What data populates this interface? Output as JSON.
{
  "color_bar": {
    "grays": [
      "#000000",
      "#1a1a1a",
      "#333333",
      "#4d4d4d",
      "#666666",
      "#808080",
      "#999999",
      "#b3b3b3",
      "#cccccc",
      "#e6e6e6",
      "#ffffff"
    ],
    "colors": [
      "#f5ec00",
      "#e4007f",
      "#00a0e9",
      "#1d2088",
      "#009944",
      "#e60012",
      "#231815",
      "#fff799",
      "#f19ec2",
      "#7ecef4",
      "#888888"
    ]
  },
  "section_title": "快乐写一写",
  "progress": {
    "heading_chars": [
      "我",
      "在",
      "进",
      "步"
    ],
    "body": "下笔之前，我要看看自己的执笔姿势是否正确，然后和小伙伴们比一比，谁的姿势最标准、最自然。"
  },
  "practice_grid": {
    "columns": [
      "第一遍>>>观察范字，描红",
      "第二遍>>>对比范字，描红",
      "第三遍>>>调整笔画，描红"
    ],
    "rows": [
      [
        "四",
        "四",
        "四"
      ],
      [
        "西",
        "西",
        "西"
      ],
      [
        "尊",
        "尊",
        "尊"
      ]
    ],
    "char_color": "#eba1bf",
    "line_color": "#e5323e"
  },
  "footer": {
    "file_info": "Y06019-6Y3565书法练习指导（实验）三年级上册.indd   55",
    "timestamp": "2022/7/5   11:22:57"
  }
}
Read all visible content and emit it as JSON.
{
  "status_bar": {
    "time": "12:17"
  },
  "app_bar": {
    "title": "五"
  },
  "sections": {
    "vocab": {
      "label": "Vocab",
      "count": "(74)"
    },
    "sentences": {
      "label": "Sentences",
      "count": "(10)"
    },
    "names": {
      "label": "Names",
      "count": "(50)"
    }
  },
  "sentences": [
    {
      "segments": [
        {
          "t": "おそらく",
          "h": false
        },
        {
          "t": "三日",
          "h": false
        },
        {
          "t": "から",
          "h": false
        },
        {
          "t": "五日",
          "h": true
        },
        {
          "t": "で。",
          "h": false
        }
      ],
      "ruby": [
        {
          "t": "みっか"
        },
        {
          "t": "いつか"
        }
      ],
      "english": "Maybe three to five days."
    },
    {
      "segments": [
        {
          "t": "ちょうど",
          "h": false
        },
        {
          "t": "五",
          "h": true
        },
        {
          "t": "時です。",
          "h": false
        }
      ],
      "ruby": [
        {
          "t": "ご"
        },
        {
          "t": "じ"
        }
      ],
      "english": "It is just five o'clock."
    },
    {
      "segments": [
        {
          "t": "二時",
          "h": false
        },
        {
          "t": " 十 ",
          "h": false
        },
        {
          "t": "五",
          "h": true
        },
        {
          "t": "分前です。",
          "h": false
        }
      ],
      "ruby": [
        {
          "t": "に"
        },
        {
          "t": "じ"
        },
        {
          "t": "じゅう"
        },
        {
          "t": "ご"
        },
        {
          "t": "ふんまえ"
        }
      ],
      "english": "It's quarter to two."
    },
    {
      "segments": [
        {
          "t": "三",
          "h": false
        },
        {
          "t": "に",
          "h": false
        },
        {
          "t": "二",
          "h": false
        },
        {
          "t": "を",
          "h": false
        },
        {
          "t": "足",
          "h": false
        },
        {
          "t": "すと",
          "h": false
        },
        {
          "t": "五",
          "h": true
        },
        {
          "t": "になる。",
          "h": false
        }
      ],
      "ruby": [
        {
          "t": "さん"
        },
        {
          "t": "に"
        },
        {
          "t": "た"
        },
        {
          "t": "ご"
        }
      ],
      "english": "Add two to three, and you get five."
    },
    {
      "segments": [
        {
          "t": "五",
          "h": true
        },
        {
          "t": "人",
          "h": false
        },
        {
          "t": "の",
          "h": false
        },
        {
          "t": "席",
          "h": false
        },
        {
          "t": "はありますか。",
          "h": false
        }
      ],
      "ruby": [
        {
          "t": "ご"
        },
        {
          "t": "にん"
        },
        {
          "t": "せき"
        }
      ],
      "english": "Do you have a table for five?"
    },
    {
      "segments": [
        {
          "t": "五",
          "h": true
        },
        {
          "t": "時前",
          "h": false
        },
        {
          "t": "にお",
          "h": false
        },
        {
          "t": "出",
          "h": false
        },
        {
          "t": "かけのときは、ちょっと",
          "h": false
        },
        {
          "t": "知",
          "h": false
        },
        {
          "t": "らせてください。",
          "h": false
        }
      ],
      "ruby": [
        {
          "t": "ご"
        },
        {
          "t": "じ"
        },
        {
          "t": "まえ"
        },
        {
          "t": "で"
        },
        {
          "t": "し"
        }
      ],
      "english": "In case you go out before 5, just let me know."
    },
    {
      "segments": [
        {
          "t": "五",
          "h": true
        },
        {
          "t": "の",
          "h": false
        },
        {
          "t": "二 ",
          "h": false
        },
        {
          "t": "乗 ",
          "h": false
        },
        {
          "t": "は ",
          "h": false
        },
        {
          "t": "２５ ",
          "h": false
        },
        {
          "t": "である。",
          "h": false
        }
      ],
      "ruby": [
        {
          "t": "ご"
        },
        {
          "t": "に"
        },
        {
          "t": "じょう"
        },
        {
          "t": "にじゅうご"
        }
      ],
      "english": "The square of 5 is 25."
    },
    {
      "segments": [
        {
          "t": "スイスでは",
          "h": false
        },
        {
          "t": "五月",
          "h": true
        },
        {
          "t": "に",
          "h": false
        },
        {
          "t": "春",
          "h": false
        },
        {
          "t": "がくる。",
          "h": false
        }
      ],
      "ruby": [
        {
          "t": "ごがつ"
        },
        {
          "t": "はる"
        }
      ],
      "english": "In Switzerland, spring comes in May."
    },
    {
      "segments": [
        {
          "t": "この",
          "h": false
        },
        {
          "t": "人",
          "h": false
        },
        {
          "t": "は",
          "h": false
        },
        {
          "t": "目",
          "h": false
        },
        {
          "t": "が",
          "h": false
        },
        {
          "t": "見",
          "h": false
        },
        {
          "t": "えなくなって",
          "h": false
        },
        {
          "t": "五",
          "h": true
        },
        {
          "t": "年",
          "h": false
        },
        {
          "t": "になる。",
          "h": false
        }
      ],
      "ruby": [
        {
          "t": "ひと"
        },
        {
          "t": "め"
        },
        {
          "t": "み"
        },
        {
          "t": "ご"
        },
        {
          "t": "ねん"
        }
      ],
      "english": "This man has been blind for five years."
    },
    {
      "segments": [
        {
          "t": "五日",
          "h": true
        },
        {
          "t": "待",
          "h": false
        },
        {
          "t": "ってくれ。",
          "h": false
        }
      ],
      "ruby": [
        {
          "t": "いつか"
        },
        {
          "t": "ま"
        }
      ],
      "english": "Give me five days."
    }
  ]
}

[WORK TO DO] Search the records above for the string "five". Copy every line that contains it.

[ANSWER TO THIS TASK]
      "english": "Maybe three to five days."
      "english": "It is just five o'clock."
      "english": "Add two to three, and you get five."
      "english": "Do you have a table for five?"
      "english": "This man has been blind for five years."
      "english": "Give me five days."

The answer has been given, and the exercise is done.